__EXERCISE REQUIREMENTS__:
Provide the number of lines containing the word "used", and nothing else.
┌──
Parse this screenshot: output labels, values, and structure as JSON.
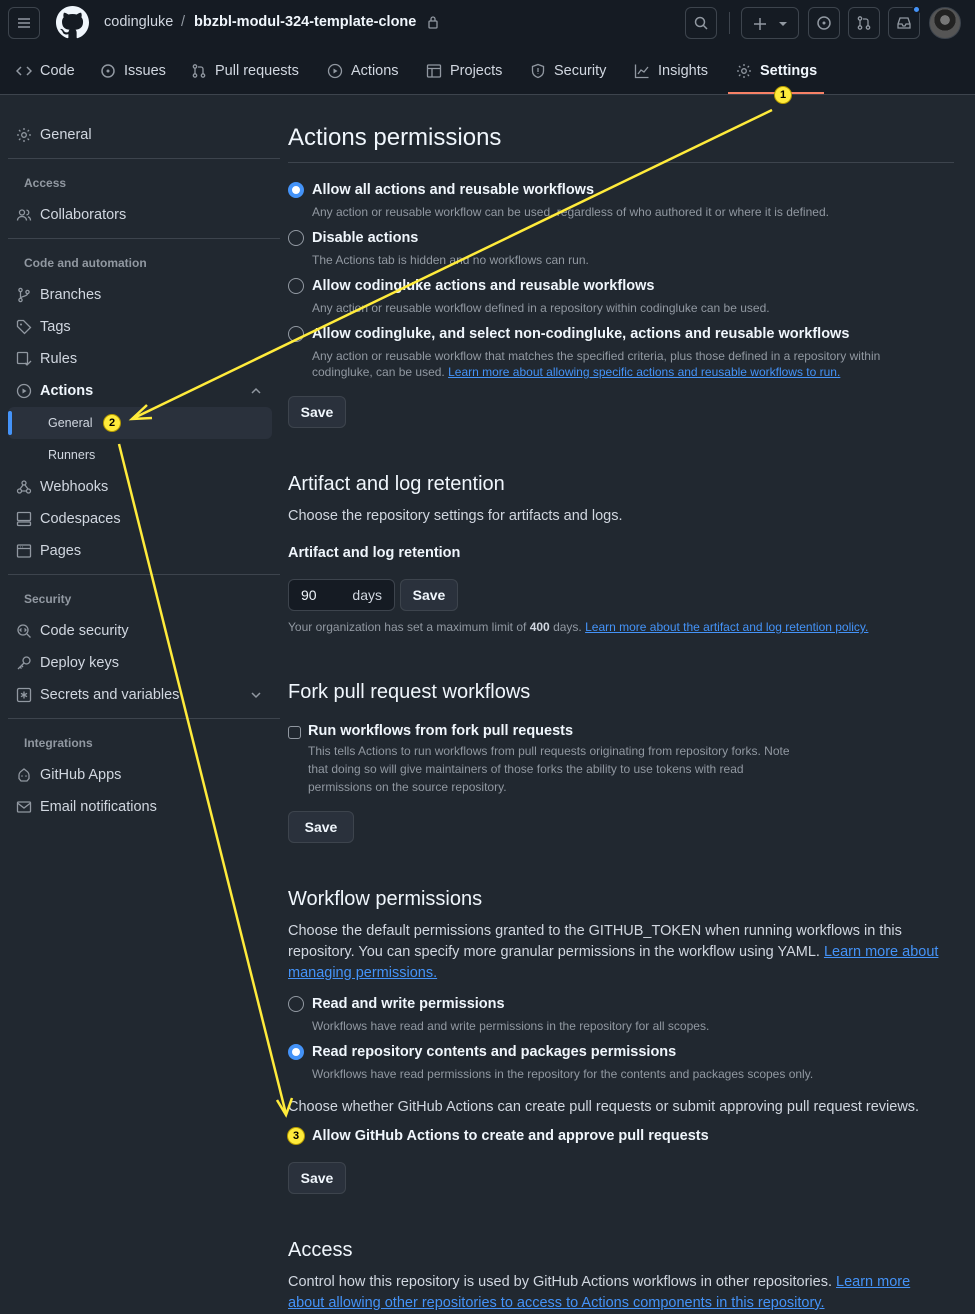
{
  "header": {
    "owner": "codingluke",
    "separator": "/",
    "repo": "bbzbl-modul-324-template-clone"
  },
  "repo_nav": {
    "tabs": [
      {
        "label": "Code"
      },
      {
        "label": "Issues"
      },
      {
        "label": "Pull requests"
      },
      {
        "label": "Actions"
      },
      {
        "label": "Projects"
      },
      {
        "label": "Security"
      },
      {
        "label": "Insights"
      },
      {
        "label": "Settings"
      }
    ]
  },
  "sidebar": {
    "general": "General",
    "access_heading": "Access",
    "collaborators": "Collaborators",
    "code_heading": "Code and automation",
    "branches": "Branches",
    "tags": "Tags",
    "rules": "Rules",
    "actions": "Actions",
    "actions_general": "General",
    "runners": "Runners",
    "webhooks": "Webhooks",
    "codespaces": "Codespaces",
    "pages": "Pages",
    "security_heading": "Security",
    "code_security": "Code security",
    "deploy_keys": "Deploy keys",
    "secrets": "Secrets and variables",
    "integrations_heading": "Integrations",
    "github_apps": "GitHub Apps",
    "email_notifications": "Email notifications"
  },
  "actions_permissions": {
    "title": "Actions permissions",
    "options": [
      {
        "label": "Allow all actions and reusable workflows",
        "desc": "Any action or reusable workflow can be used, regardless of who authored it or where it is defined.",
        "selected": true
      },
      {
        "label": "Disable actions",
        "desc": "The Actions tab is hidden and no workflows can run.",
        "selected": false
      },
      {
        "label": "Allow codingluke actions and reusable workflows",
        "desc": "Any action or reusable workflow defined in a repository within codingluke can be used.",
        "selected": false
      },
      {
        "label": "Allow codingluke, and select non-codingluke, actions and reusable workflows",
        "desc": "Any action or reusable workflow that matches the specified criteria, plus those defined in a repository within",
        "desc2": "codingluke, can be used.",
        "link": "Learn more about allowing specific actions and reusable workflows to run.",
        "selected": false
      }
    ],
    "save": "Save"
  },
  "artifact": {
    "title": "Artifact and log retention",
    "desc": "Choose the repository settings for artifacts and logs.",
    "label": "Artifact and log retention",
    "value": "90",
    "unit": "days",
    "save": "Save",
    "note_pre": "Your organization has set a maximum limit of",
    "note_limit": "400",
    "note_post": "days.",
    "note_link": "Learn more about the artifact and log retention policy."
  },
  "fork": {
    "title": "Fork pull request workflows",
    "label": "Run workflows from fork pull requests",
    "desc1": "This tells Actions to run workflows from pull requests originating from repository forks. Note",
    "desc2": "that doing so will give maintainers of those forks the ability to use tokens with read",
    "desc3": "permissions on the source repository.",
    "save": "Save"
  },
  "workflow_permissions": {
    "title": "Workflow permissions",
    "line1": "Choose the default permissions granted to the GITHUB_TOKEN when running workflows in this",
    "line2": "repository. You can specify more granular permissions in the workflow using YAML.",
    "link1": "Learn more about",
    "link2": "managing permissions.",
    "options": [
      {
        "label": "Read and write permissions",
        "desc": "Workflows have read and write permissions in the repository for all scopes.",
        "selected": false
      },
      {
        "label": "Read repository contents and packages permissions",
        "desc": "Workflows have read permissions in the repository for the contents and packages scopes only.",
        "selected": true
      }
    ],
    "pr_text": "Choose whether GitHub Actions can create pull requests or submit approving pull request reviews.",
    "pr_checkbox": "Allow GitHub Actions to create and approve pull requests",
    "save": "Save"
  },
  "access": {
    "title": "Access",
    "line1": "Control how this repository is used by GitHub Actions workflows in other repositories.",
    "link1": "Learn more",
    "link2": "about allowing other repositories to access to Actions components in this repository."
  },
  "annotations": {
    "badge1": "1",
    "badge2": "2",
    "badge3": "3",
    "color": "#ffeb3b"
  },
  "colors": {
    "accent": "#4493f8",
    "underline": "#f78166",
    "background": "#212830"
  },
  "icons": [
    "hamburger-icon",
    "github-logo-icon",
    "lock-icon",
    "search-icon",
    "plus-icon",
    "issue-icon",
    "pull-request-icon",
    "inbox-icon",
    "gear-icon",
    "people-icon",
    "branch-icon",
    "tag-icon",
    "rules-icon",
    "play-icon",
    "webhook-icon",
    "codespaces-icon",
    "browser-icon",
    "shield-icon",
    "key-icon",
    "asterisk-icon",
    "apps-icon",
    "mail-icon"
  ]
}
└──
┌──
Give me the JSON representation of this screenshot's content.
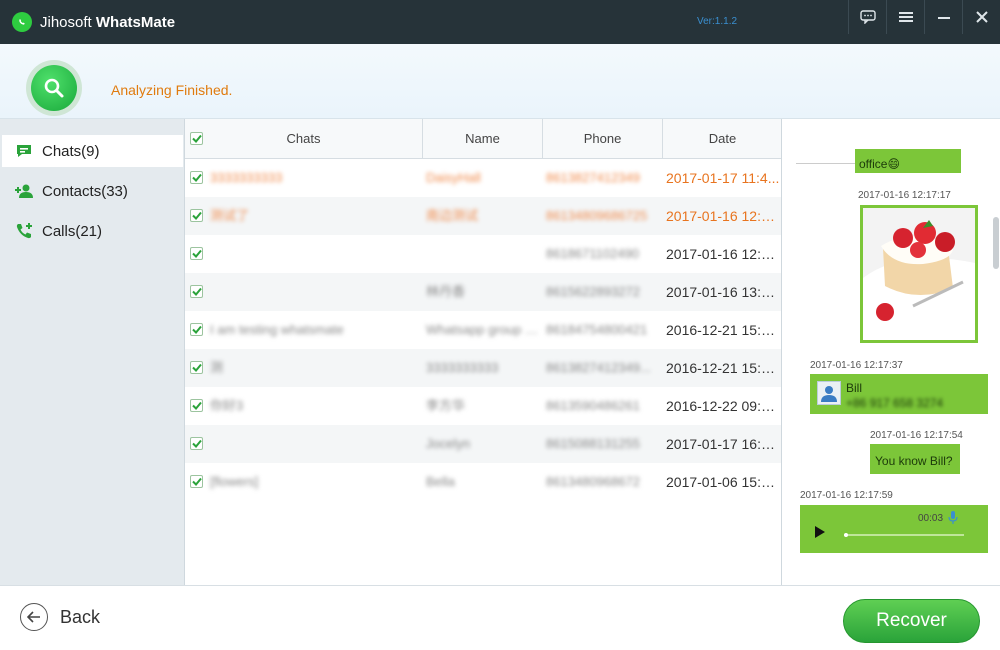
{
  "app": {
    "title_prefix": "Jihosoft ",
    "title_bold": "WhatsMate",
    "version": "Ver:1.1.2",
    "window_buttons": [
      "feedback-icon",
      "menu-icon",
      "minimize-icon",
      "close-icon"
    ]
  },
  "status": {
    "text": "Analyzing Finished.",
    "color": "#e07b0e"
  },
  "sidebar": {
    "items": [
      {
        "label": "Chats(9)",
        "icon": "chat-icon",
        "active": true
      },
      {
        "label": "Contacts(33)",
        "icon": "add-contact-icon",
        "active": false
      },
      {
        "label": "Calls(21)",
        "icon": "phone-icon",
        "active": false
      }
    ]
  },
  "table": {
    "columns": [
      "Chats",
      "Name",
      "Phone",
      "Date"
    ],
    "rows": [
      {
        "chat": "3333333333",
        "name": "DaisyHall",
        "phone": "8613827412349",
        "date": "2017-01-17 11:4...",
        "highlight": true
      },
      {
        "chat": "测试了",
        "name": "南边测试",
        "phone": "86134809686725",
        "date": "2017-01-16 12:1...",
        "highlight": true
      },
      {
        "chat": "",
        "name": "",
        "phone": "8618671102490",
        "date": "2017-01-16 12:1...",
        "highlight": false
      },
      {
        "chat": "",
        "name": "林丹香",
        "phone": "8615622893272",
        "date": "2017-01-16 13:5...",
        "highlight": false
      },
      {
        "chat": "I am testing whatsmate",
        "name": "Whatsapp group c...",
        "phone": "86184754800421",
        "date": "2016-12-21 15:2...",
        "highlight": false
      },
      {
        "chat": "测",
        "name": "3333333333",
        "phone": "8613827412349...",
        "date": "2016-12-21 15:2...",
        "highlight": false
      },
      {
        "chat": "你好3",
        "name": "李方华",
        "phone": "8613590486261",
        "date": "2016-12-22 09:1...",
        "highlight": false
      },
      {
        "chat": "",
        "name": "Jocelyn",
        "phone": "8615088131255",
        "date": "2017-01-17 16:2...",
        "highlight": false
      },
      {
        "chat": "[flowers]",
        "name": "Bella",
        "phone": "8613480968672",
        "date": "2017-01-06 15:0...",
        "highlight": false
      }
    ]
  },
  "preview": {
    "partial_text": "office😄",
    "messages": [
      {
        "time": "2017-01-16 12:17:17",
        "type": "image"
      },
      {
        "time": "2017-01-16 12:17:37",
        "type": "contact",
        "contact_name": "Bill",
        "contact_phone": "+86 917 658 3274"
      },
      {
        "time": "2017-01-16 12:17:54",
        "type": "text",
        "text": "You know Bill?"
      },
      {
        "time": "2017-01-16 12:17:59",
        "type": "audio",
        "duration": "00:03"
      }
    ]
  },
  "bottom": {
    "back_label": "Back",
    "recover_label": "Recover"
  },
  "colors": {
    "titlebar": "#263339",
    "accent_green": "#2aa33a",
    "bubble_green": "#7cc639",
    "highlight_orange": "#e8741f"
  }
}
└──
┌──
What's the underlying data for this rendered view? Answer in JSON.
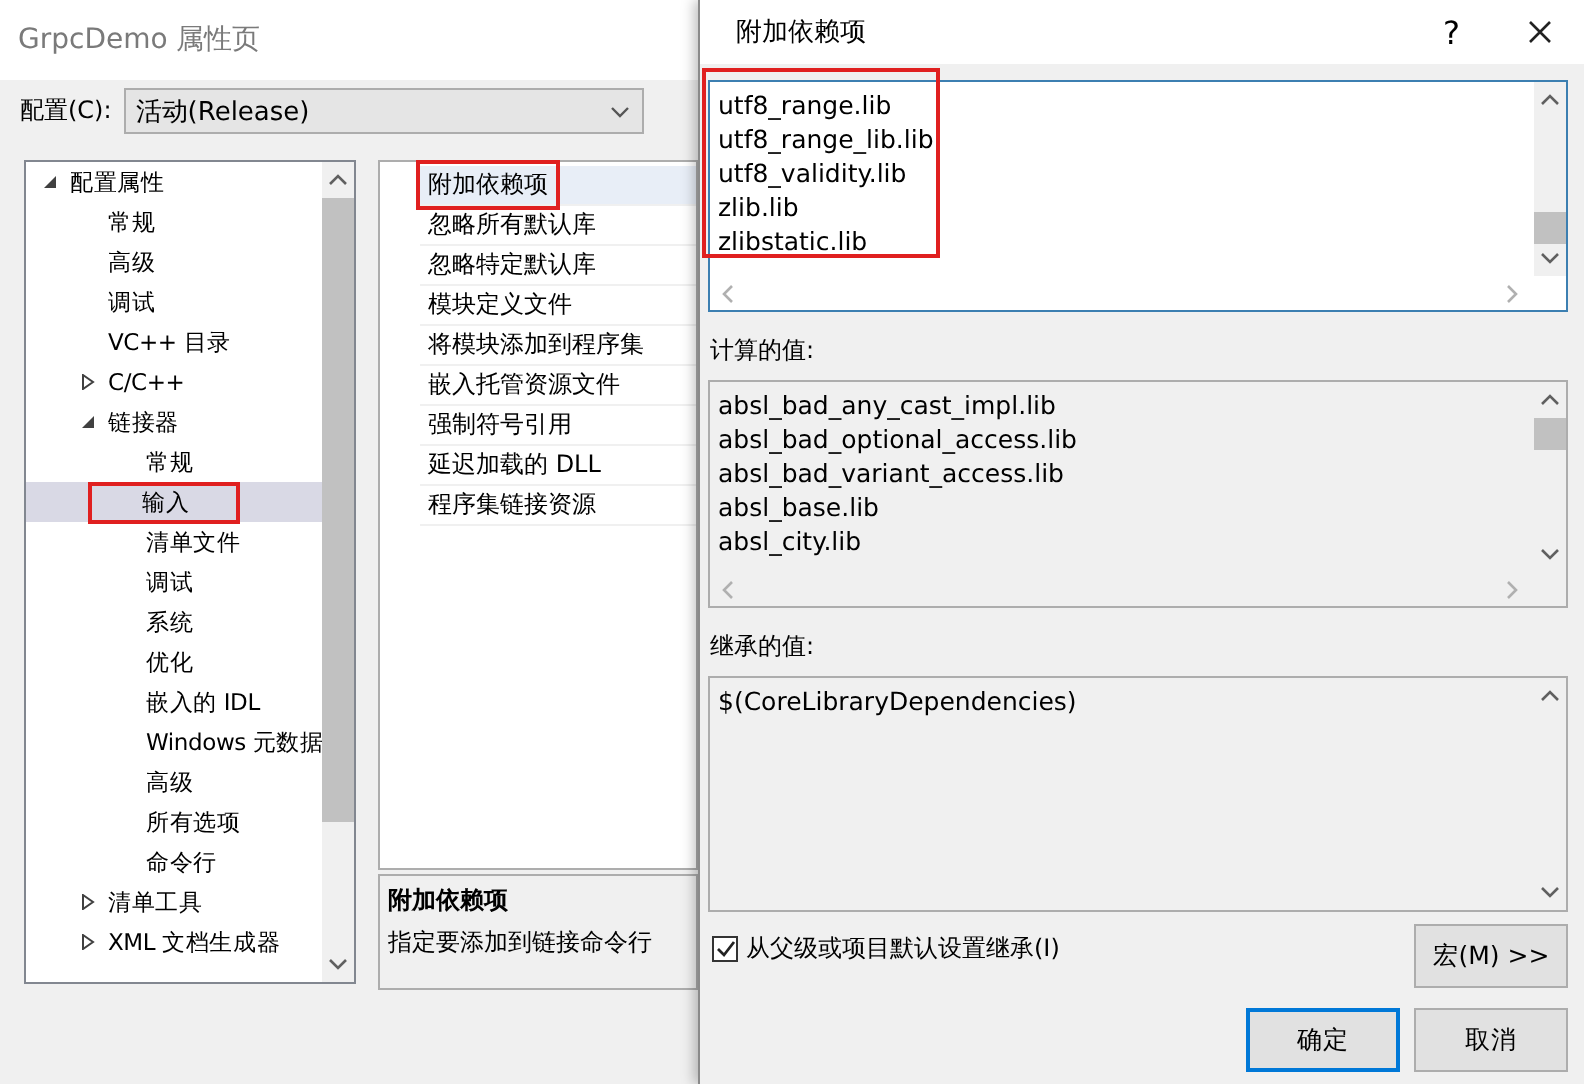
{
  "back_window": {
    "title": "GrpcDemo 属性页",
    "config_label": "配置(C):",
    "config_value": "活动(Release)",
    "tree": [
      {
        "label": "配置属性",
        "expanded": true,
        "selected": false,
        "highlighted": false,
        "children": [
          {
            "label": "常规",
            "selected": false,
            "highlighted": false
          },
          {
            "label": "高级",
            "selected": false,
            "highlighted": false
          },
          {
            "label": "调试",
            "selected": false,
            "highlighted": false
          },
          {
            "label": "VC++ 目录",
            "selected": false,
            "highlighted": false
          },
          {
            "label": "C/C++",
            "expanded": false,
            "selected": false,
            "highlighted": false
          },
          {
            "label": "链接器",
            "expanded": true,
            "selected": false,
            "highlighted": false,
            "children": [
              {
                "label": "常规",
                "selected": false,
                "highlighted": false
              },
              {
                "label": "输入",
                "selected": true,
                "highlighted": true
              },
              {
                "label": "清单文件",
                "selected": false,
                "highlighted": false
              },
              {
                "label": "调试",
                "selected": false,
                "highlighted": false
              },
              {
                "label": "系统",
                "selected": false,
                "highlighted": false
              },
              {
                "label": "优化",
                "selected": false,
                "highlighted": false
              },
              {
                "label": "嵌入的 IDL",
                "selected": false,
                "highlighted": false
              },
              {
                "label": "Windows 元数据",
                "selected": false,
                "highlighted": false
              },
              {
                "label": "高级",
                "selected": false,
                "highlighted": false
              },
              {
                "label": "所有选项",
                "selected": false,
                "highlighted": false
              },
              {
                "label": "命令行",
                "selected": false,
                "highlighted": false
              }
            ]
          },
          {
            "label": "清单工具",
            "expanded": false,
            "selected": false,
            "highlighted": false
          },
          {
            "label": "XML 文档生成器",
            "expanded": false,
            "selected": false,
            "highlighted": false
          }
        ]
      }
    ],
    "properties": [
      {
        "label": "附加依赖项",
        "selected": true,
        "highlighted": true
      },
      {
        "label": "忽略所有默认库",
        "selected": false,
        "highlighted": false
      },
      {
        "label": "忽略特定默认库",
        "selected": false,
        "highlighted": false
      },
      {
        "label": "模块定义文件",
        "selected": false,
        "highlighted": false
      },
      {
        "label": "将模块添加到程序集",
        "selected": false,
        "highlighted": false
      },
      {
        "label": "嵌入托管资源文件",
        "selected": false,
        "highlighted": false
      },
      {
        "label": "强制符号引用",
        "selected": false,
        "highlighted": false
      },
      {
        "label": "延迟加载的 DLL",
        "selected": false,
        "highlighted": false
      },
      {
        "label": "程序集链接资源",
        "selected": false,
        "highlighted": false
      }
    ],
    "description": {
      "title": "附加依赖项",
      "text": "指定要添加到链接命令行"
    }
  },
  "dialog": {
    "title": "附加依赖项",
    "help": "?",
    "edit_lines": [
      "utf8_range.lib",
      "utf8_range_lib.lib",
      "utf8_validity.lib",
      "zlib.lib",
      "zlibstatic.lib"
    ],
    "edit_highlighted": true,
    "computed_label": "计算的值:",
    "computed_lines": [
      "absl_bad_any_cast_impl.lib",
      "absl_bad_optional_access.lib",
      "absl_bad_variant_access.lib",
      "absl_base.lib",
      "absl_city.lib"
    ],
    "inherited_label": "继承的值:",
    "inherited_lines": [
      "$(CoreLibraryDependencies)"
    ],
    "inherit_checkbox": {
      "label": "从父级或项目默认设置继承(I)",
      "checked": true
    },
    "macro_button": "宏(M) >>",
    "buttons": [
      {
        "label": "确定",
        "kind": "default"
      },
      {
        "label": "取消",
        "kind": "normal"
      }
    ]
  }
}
└──
__ANSWER__:
4